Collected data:
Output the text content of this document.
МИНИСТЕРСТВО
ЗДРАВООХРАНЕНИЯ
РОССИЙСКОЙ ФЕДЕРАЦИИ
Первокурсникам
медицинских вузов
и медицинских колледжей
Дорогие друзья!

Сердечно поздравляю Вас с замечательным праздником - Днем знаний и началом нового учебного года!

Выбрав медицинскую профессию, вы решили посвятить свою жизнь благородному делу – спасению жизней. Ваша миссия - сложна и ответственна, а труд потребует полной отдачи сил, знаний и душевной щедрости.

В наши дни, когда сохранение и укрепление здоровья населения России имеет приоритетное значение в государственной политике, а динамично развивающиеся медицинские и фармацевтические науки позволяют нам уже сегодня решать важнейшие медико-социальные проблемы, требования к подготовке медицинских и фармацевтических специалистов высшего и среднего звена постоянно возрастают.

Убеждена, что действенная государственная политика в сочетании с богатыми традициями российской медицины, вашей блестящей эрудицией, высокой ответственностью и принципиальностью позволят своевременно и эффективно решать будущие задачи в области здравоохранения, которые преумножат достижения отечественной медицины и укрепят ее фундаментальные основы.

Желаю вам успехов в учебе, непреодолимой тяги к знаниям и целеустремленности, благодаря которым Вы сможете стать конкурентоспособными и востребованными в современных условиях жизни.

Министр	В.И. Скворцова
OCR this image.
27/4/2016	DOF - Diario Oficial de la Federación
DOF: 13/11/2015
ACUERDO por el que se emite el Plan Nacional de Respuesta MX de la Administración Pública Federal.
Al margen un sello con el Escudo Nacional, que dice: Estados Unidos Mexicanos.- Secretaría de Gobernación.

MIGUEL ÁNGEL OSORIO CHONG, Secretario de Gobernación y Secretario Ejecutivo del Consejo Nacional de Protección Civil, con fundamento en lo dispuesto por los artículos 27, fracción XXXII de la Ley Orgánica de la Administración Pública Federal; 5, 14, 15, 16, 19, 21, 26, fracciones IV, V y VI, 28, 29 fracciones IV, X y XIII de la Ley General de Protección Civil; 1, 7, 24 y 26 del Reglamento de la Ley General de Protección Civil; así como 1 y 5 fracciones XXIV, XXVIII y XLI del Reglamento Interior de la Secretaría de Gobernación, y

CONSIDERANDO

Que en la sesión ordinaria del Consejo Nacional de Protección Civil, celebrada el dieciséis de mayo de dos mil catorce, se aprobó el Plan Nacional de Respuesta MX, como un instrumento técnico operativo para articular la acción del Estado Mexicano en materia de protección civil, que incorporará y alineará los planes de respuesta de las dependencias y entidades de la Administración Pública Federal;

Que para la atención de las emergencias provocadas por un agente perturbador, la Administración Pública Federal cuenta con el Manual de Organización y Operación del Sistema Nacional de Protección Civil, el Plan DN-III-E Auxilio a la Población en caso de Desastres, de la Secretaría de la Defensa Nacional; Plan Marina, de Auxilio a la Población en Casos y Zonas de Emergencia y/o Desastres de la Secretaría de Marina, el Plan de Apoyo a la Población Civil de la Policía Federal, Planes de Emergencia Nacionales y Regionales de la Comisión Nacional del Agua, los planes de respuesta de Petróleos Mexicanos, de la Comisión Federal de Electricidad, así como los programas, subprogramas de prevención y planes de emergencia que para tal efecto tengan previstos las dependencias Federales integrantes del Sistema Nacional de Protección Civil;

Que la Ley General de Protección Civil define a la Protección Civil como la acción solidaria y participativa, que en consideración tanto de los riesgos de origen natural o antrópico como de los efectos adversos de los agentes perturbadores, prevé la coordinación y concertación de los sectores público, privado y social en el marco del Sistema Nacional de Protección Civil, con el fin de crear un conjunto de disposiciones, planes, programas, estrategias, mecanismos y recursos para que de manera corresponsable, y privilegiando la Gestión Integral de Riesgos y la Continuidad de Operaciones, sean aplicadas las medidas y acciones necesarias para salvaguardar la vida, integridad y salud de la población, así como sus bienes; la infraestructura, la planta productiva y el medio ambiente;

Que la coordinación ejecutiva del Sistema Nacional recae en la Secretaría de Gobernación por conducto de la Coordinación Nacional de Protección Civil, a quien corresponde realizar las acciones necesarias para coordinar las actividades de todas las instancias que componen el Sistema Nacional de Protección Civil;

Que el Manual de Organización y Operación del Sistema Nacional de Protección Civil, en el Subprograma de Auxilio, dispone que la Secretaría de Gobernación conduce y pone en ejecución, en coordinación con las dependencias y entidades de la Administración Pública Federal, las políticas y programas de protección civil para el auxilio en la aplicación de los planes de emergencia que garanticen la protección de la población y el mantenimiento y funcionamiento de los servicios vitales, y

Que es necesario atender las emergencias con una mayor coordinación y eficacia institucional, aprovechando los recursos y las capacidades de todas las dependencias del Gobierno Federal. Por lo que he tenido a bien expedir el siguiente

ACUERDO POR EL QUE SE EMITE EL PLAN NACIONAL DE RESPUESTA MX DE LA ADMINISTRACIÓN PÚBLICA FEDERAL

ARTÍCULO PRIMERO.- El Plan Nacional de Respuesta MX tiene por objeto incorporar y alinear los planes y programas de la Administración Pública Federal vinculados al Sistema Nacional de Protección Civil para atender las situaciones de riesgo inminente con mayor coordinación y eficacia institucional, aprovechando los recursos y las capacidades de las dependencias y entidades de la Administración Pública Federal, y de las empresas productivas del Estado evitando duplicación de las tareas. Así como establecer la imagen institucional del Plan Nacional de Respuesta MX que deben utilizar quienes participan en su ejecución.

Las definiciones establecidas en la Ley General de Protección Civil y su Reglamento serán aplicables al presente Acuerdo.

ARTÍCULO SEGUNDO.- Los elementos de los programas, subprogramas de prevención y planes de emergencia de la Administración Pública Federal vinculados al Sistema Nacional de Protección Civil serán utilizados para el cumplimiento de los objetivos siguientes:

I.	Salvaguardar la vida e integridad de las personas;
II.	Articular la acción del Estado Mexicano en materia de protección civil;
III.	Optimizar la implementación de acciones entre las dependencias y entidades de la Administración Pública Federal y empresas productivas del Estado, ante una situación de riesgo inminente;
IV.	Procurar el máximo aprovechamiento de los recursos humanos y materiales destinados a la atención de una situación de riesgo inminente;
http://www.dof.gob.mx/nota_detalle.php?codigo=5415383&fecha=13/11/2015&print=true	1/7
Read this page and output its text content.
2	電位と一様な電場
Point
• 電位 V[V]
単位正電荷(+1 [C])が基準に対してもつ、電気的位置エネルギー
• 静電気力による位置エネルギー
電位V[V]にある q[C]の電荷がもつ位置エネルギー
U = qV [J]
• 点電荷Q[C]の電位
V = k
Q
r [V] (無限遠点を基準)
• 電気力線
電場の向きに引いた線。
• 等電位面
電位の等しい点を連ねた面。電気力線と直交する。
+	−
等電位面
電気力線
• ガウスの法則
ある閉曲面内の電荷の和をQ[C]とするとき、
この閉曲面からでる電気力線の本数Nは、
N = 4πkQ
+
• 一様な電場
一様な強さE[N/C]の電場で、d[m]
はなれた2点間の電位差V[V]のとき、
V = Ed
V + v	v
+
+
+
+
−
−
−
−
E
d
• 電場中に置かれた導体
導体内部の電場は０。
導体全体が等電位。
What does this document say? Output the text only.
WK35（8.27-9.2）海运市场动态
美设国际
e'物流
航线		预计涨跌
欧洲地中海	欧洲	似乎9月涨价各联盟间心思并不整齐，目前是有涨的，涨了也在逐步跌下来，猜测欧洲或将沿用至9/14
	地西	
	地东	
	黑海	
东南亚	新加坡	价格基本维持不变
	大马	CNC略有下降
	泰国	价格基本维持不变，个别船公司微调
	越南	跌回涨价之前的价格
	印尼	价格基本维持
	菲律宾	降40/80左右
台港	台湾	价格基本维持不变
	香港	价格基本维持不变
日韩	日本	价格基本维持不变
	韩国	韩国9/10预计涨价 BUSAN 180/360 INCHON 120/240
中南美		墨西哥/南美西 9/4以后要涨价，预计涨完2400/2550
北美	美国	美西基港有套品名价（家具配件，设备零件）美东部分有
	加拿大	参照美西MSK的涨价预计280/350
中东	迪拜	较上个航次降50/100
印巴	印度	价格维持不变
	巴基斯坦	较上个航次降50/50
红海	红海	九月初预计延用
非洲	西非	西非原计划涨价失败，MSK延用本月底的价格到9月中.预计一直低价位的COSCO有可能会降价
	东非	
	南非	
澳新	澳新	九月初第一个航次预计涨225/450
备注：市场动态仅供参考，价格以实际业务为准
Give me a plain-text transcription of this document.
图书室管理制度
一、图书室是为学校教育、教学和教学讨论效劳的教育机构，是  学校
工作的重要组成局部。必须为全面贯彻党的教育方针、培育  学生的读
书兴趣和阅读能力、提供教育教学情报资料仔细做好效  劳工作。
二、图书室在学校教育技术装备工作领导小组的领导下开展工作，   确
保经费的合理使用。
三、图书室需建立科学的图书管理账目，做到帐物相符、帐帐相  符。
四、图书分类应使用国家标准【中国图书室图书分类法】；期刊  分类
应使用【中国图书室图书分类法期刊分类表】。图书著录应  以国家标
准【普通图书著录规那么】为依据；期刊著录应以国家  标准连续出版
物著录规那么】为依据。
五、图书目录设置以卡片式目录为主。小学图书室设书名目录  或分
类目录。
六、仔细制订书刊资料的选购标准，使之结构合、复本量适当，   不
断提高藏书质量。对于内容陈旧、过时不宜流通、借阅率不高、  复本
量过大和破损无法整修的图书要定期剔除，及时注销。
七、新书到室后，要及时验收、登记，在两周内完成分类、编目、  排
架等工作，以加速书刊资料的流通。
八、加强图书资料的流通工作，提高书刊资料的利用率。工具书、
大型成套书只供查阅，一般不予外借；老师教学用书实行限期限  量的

--- DIRECTIONS ---
From the entries above, copy every line containing the word "Mexicanos".

--- ANSWER TO THE PROBLEM ---
Al margen un sello con el Escudo Nacional, que dice: Estados Unidos Mexicanos.- Secretaría de Gobernación.
Que para la atención de las emergencias provocadas por un agente perturbador, la Administración Pública Federal cuenta con el Manual de Organización y Operación del Sistema Nacional de Protección Civil, el Plan DN-III-E Auxilio a la Población en caso de Desastres, de la Secretaría de la Defensa Nacional; Plan Marina, de Auxilio a la Población en Casos y Zonas de Emergencia y/o Desastres de la Secretaría de Marina, el Plan de Apoyo a la Población Civil de la Policía Federal, Planes de Emergencia Nacionales y Regionales de la Comisión Nacional del Agua, los planes de respuesta de Petróleos Mexicanos, de la Comisión Federal de Electricidad, así como los programas, subprogramas de prevención y planes de emergencia que para tal efecto tengan previstos las dependencias Federales integrantes del Sistema Nacional de Protección Civil;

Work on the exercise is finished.